__Written request__: Locate each line in the records below that contains the word "with", and copy those lines.

__Record set__:
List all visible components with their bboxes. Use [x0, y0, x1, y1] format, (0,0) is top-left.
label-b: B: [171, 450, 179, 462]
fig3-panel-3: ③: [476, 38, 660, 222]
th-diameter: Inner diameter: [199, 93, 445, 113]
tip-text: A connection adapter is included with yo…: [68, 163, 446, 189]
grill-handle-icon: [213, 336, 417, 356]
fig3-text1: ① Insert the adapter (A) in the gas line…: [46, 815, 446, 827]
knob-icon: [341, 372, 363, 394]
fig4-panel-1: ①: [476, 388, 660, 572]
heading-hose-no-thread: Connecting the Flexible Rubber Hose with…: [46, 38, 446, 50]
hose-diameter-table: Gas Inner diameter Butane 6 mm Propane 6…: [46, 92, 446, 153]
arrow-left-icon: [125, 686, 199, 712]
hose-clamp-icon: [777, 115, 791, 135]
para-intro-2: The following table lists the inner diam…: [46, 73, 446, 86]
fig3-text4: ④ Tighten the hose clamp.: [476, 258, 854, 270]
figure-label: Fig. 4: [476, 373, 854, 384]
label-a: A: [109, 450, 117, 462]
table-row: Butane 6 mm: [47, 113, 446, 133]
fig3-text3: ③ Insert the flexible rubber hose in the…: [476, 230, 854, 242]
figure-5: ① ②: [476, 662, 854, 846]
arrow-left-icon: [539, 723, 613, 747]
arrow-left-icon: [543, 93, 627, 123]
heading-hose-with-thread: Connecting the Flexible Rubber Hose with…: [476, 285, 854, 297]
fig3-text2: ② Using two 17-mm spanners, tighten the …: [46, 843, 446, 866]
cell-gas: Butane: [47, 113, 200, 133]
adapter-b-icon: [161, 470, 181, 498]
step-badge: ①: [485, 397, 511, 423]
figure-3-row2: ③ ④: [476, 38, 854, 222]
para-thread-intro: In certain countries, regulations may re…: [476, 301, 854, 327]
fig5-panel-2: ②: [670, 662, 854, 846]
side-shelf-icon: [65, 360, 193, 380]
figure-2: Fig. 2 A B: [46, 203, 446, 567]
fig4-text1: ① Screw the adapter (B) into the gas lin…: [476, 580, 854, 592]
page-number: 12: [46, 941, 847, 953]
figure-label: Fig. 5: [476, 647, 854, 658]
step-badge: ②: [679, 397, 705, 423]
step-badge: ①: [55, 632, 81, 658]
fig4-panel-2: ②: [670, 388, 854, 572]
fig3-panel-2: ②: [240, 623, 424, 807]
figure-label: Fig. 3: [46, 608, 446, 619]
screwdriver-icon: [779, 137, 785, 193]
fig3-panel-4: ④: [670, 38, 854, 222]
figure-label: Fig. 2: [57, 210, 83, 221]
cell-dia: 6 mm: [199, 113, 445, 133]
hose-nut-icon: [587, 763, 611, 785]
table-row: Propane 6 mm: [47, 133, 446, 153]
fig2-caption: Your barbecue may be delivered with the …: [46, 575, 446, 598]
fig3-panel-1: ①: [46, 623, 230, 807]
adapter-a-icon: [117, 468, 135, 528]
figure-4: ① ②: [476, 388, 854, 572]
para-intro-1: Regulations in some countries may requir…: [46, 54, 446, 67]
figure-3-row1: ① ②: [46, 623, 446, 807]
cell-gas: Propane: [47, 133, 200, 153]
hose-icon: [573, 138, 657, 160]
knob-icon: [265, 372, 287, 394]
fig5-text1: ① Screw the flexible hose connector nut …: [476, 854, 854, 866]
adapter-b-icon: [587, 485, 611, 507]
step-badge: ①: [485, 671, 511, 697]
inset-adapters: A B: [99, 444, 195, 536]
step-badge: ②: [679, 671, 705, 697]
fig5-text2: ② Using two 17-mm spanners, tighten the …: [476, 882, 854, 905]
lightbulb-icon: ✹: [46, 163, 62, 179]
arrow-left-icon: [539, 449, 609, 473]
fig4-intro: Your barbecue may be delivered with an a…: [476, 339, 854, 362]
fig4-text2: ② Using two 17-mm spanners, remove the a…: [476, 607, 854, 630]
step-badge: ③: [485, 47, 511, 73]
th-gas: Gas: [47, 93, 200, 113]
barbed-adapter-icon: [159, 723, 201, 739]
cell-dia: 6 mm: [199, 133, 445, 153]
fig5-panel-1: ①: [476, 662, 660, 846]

__Task response__:
List all visible components with their bboxes. Use [x0, y0, x1, y1] format, (0,0) is top-left.
tip-text: A connection adapter is included with yo…: [68, 163, 446, 189]
heading-hose-no-thread: Connecting the Flexible Rubber Hose with…: [46, 38, 446, 50]
heading-hose-with-thread: Connecting the Flexible Rubber Hose with…: [476, 285, 854, 297]
fig2-caption: Your barbecue may be delivered with the …: [46, 575, 446, 598]
fig4-intro: Your barbecue may be delivered with an a…: [476, 339, 854, 362]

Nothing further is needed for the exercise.